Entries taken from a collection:
########

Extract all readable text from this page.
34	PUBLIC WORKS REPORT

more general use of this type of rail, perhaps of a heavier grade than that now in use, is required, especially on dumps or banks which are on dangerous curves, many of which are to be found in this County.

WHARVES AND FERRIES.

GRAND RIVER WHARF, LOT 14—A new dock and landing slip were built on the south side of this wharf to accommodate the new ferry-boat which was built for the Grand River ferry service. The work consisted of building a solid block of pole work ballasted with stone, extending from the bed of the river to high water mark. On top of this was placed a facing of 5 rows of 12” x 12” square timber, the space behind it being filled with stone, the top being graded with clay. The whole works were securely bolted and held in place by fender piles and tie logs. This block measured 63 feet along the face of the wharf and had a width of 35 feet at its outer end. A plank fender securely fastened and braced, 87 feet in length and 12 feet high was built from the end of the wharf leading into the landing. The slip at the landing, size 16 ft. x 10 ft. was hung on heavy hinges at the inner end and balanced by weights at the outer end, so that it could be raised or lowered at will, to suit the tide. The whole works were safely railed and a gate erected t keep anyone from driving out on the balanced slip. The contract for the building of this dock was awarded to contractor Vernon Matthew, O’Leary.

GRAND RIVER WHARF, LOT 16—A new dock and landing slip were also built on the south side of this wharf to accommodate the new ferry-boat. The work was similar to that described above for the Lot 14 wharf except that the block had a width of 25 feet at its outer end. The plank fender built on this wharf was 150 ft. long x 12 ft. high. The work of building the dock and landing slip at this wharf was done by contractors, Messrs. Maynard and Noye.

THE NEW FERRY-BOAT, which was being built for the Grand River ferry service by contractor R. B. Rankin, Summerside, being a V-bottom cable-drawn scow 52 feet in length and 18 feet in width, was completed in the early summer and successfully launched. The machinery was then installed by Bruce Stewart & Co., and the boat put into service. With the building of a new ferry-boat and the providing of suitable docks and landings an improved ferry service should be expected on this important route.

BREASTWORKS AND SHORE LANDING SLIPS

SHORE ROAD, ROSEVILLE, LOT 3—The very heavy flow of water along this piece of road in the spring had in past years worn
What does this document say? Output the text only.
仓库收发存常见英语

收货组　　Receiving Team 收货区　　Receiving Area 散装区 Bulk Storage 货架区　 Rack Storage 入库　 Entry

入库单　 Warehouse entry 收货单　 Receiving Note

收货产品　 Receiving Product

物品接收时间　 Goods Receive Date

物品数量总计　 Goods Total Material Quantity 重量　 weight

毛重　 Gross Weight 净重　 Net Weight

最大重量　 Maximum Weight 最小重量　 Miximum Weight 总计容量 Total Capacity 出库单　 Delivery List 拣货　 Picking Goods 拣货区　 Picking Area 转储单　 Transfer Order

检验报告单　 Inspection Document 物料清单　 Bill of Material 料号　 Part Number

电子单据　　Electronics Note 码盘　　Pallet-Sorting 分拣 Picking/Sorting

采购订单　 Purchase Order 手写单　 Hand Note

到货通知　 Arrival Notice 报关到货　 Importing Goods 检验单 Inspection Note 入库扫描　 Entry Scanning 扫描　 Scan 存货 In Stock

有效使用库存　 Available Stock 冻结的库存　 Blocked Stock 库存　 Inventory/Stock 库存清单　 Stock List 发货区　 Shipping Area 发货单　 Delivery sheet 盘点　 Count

########

Consider the entries above and return each line with the string "SHORE".

BREASTWORKS AND SHORE LANDING SLIPS
SHORE ROAD, ROSEVILLE, LOT 3—The very heavy flow of water along this piece of road in the spring had in past years worn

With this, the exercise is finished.